# Stated exercise:
Leave out the pictures; transcribe all else exactly.

[Begin]

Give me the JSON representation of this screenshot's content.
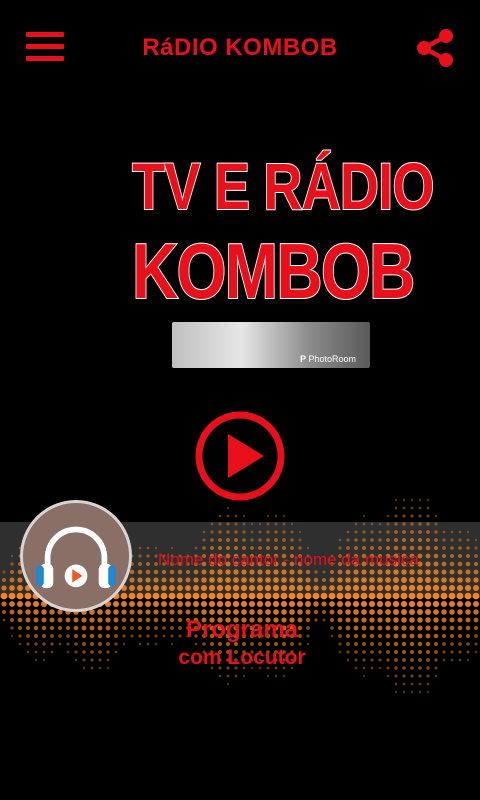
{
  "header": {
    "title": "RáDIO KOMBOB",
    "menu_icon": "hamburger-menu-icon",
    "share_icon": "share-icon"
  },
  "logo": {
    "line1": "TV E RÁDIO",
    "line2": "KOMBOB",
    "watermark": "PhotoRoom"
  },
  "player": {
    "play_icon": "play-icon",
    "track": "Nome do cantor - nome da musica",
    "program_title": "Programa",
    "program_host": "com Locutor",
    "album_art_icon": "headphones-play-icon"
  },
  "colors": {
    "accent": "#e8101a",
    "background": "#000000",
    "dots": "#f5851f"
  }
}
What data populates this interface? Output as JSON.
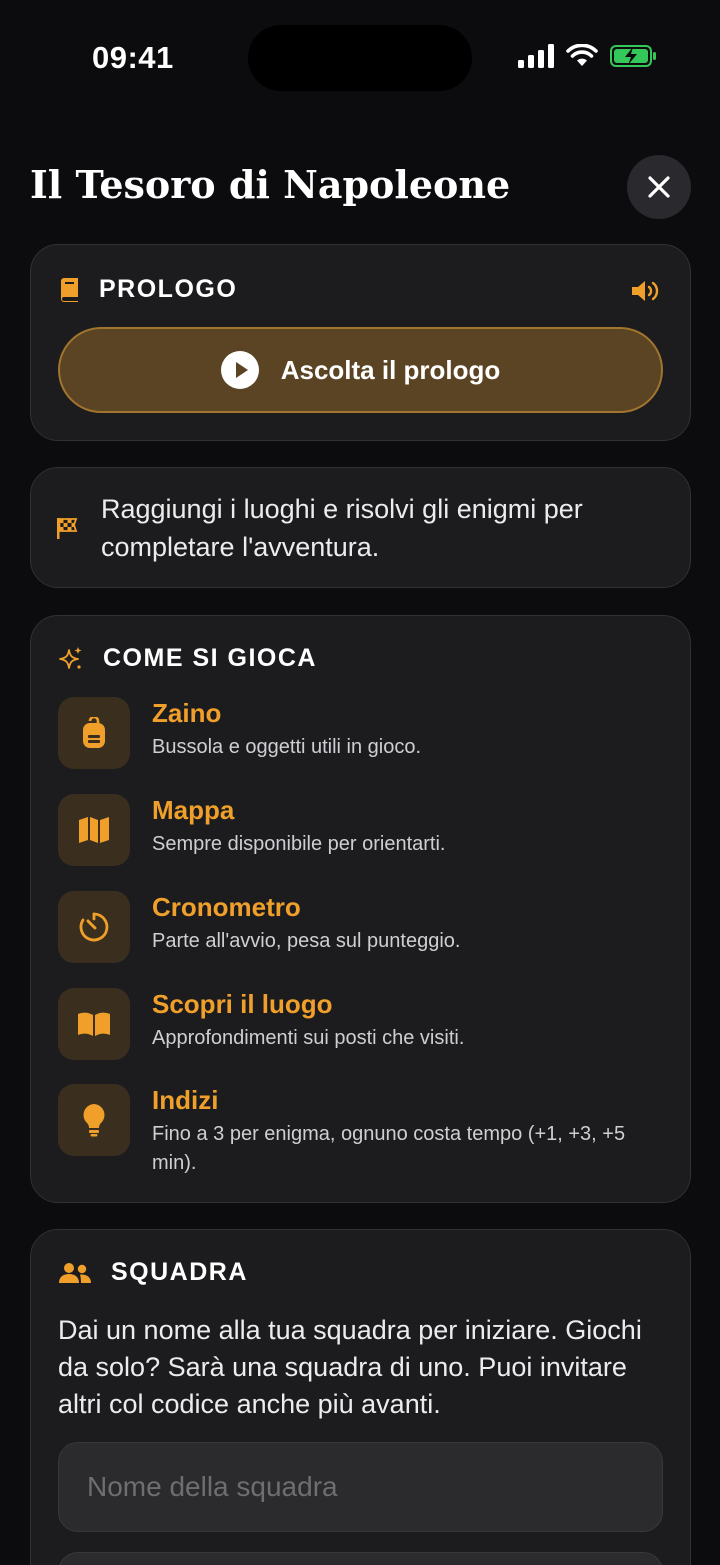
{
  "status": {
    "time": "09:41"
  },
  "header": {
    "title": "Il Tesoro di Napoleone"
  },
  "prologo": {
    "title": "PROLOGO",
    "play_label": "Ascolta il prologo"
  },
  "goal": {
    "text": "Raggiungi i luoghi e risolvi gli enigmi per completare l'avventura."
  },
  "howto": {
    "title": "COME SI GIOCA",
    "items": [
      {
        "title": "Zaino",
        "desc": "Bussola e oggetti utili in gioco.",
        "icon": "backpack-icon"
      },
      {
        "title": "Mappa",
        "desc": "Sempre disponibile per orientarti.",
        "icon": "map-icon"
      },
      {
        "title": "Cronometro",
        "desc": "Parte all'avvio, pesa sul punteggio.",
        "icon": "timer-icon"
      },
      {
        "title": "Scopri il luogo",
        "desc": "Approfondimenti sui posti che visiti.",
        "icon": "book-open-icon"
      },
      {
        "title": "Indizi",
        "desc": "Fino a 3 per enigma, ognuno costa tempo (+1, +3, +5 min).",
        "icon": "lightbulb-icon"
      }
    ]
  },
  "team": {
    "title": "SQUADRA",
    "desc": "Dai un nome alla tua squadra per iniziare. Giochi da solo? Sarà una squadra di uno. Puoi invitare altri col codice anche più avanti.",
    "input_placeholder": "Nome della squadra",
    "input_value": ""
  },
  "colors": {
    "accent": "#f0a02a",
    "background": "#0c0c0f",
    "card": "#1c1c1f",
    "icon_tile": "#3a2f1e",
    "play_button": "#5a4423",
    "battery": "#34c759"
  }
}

[End]

# Answer to this task:
Give me the JSON representation of this screenshot's content.
{
  "header": {
    "title": "RáDIO KOMBOB",
    "menu_icon": "hamburger-menu-icon",
    "share_icon": "share-icon"
  },
  "logo": {
    "line1": "TV E RÁDIO",
    "line2": "KOMBOB",
    "watermark": "PhotoRoom"
  },
  "player": {
    "play_icon": "play-icon",
    "track": "Nome do cantor - nome da musica",
    "program_title": "Programa",
    "program_host": "com Locutor",
    "album_art_icon": "headphones-play-icon"
  },
  "colors": {
    "accent": "#e8101a",
    "background": "#000000",
    "dots": "#f5851f"
  }
}
What data populates this interface? Output as JSON.
{
  "status": {
    "time": "09:41"
  },
  "header": {
    "title": "Il Tesoro di Napoleone"
  },
  "prologo": {
    "title": "PROLOGO",
    "play_label": "Ascolta il prologo"
  },
  "goal": {
    "text": "Raggiungi i luoghi e risolvi gli enigmi per completare l'avventura."
  },
  "howto": {
    "title": "COME SI GIOCA",
    "items": [
      {
        "title": "Zaino",
        "desc": "Bussola e oggetti utili in gioco.",
        "icon": "backpack-icon"
      },
      {
        "title": "Mappa",
        "desc": "Sempre disponibile per orientarti.",
        "icon": "map-icon"
      },
      {
        "title": "Cronometro",
        "desc": "Parte all'avvio, pesa sul punteggio.",
        "icon": "timer-icon"
      },
      {
        "title": "Scopri il luogo",
        "desc": "Approfondimenti sui posti che visiti.",
        "icon": "book-open-icon"
      },
      {
        "title": "Indizi",
        "desc": "Fino a 3 per enigma, ognuno costa tempo (+1, +3, +5 min).",
        "icon": "lightbulb-icon"
      }
    ]
  },
  "team": {
    "title": "SQUADRA",
    "desc": "Dai un nome alla tua squadra per iniziare. Giochi da solo? Sarà una squadra di uno. Puoi invitare altri col codice anche più avanti.",
    "input_placeholder": "Nome della squadra",
    "input_value": ""
  },
  "colors": {
    "accent": "#f0a02a",
    "background": "#0c0c0f",
    "card": "#1c1c1f",
    "icon_tile": "#3a2f1e",
    "play_button": "#5a4423",
    "battery": "#34c759"
  }
}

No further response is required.